::: GIVEN DATA
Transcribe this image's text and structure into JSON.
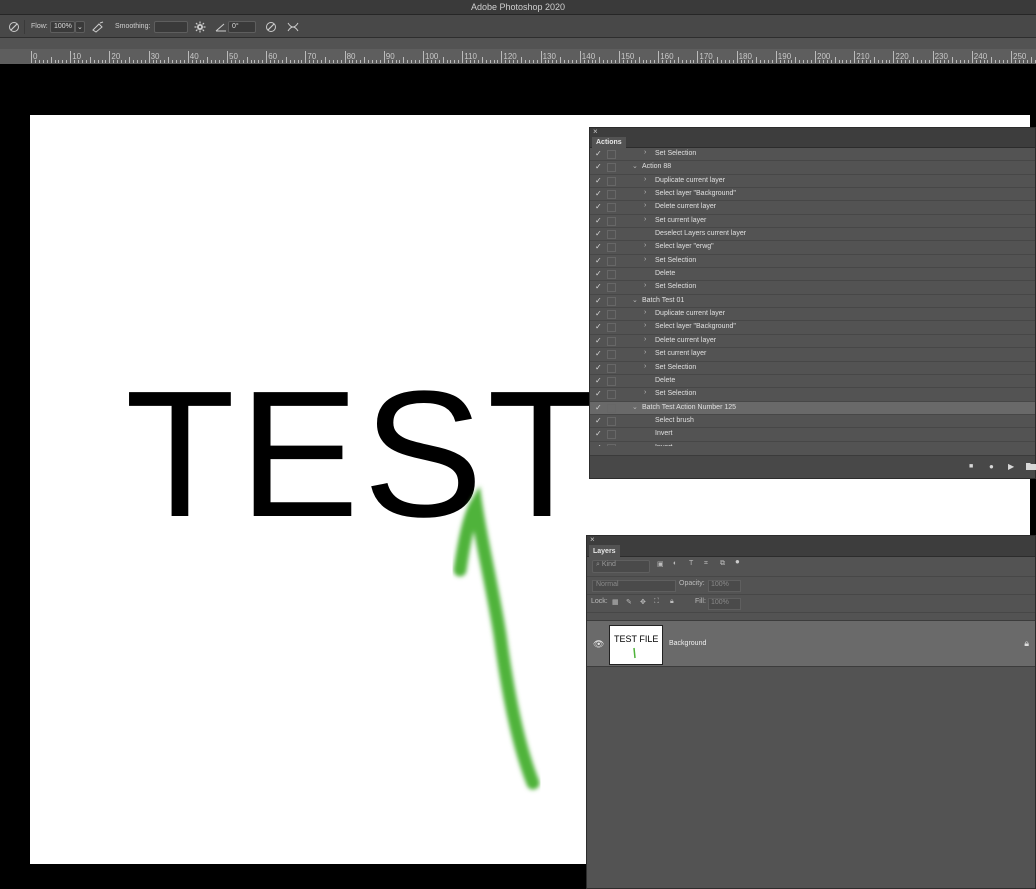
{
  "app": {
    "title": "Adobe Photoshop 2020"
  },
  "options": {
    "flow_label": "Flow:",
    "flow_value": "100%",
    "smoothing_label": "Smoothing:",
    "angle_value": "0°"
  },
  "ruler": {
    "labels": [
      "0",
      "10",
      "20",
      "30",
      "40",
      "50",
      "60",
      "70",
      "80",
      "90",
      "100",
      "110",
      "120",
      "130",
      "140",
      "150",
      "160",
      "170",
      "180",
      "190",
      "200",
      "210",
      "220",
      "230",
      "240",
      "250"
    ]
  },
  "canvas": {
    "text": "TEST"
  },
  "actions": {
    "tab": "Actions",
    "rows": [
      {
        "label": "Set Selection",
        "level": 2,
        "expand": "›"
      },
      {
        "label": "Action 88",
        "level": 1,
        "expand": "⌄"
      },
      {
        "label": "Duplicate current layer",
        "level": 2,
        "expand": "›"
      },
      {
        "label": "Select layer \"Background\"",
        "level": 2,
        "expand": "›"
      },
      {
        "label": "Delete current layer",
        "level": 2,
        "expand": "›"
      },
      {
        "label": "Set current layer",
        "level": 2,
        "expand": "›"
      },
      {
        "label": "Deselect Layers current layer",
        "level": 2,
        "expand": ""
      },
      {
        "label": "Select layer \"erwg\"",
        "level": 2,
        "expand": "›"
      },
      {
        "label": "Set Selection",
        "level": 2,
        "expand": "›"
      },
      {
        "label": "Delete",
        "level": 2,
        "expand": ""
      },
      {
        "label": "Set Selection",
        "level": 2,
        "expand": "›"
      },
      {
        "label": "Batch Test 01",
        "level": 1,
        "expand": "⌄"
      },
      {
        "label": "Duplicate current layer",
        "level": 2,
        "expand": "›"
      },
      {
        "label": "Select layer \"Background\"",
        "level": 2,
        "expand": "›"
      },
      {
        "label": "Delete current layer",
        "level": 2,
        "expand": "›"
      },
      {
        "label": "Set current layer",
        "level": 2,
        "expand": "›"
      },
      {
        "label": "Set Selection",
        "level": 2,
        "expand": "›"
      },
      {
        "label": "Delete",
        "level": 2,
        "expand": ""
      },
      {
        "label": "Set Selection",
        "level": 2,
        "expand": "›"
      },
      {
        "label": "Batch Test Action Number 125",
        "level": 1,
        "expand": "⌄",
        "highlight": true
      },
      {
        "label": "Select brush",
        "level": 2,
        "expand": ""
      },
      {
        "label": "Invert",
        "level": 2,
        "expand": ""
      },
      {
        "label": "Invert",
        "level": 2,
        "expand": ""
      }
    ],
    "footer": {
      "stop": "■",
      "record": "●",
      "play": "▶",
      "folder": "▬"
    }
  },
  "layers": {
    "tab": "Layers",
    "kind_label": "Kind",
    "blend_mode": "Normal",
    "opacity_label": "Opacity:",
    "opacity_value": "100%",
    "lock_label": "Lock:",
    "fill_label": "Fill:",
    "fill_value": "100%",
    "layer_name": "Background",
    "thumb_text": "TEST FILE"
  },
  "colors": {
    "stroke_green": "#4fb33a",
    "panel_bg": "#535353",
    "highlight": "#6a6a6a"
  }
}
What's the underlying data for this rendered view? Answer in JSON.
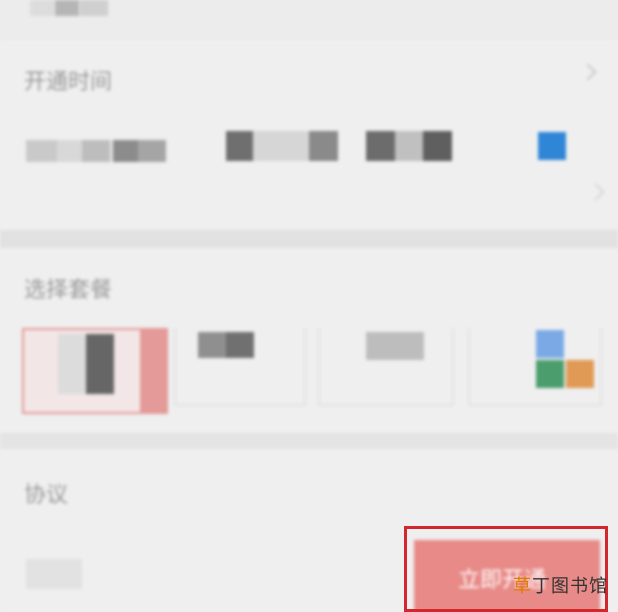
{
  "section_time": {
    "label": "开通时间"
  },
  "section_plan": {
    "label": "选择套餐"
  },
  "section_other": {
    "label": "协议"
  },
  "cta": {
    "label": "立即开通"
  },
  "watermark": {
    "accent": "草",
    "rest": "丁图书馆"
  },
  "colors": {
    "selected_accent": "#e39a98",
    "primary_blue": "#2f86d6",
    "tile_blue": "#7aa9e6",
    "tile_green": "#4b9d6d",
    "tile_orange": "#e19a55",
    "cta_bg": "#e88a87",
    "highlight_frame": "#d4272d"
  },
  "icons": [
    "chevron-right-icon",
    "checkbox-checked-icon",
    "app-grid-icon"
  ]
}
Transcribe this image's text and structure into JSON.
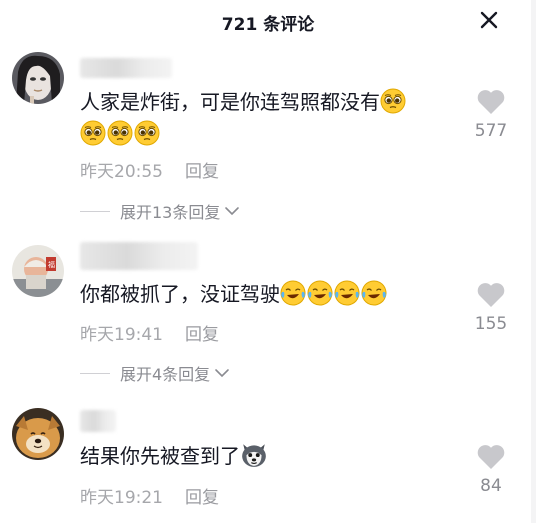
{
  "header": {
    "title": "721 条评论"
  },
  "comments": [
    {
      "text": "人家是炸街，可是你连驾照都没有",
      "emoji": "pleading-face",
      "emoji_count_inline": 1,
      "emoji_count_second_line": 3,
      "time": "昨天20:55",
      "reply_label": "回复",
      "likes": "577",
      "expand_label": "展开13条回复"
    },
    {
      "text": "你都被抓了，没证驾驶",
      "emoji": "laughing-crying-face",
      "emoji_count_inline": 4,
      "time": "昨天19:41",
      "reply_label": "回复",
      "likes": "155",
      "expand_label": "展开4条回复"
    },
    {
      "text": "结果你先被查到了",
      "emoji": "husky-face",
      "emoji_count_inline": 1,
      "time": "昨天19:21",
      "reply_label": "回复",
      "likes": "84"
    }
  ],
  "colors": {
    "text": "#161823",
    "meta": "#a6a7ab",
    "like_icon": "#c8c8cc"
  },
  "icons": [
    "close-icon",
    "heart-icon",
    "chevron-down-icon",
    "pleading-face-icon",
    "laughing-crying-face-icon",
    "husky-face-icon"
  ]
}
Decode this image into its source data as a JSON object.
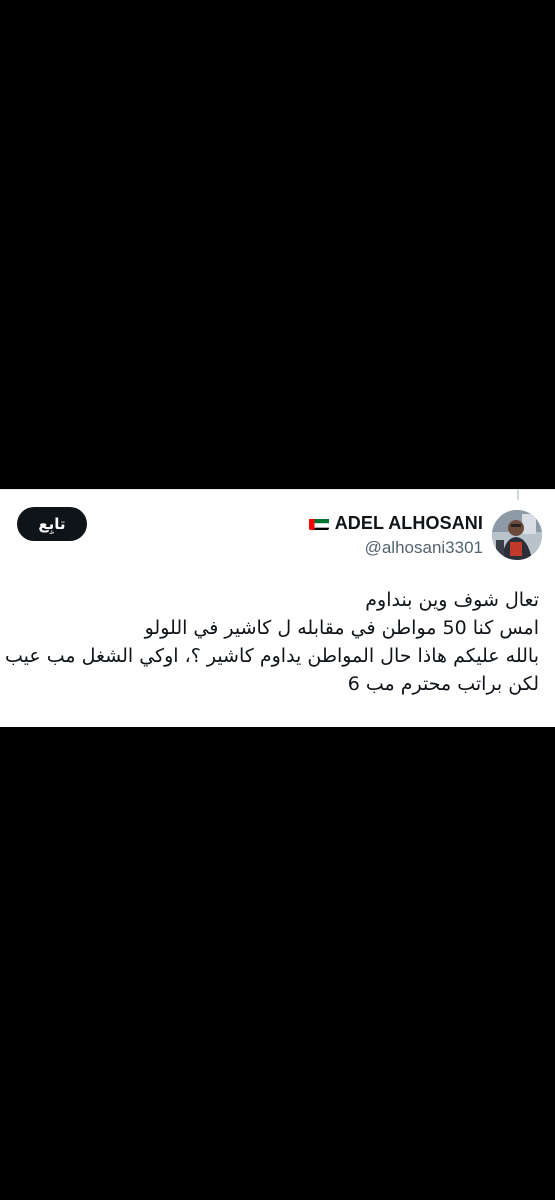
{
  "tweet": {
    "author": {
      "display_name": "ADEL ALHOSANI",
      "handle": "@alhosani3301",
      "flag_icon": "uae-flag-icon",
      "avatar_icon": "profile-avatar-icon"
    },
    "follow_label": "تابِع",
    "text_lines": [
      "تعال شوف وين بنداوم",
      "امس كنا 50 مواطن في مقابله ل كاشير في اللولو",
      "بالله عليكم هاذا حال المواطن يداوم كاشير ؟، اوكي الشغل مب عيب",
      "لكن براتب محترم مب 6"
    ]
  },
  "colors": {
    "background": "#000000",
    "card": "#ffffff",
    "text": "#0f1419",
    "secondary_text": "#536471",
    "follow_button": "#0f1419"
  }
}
::::::
DO THIS: Reply with the number of lines in the data that include the string "chevron" and nothing else.

EXPECTED ANSWER: 2